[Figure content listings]
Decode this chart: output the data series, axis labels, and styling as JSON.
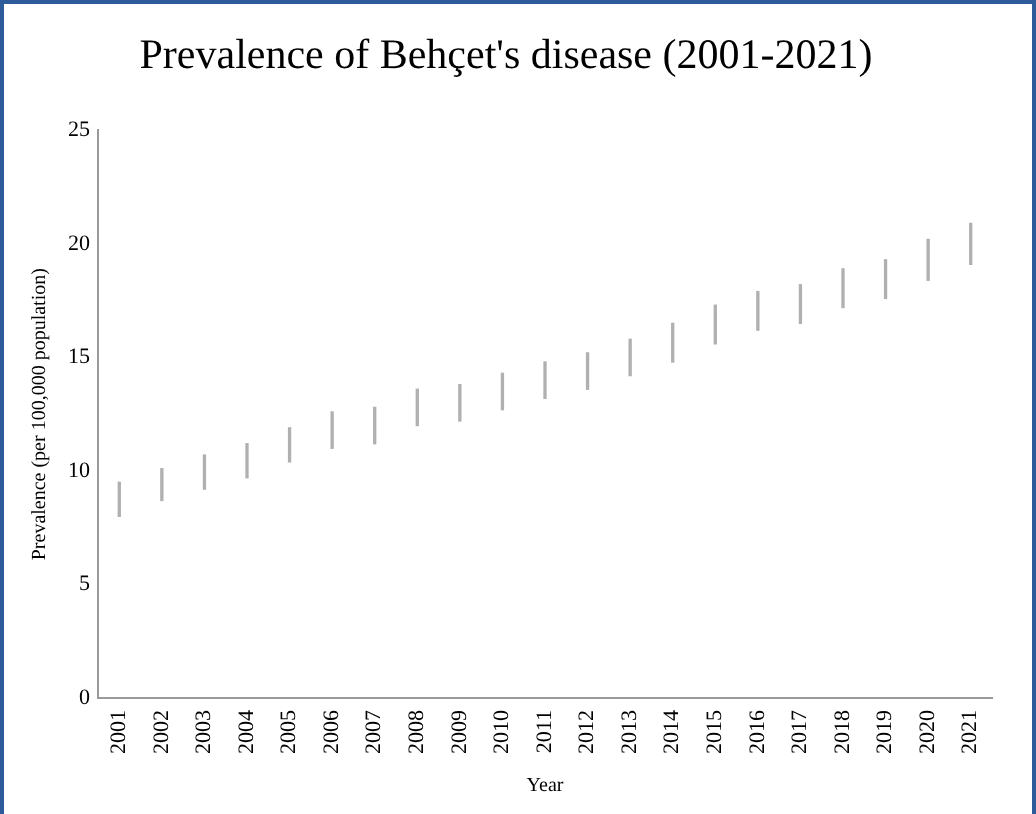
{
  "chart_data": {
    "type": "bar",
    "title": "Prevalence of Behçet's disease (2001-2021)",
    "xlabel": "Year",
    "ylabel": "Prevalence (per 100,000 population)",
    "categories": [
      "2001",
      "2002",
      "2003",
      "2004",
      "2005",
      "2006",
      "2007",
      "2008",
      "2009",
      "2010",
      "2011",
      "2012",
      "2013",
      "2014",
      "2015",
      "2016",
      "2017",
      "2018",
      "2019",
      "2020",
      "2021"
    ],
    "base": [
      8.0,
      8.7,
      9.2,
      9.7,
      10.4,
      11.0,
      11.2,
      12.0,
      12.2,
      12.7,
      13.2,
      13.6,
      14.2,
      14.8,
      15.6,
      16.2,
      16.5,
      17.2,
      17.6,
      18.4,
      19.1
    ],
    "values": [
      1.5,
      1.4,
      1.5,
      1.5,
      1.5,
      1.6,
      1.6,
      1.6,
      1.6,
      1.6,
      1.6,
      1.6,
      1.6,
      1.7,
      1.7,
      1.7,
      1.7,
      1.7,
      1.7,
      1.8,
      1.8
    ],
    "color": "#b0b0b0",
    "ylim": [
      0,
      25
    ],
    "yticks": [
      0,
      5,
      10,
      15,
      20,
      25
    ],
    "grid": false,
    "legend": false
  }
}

■ TASK GOAL ■
Isolate each line of the listing above that includes "Prevalence". Copy it.

■ ANSWER FOR THE TASK ■
    "title": "Prevalence of Behçet's disease (2001-2021)",
    "ylabel": "Prevalence (per 100,000 population)",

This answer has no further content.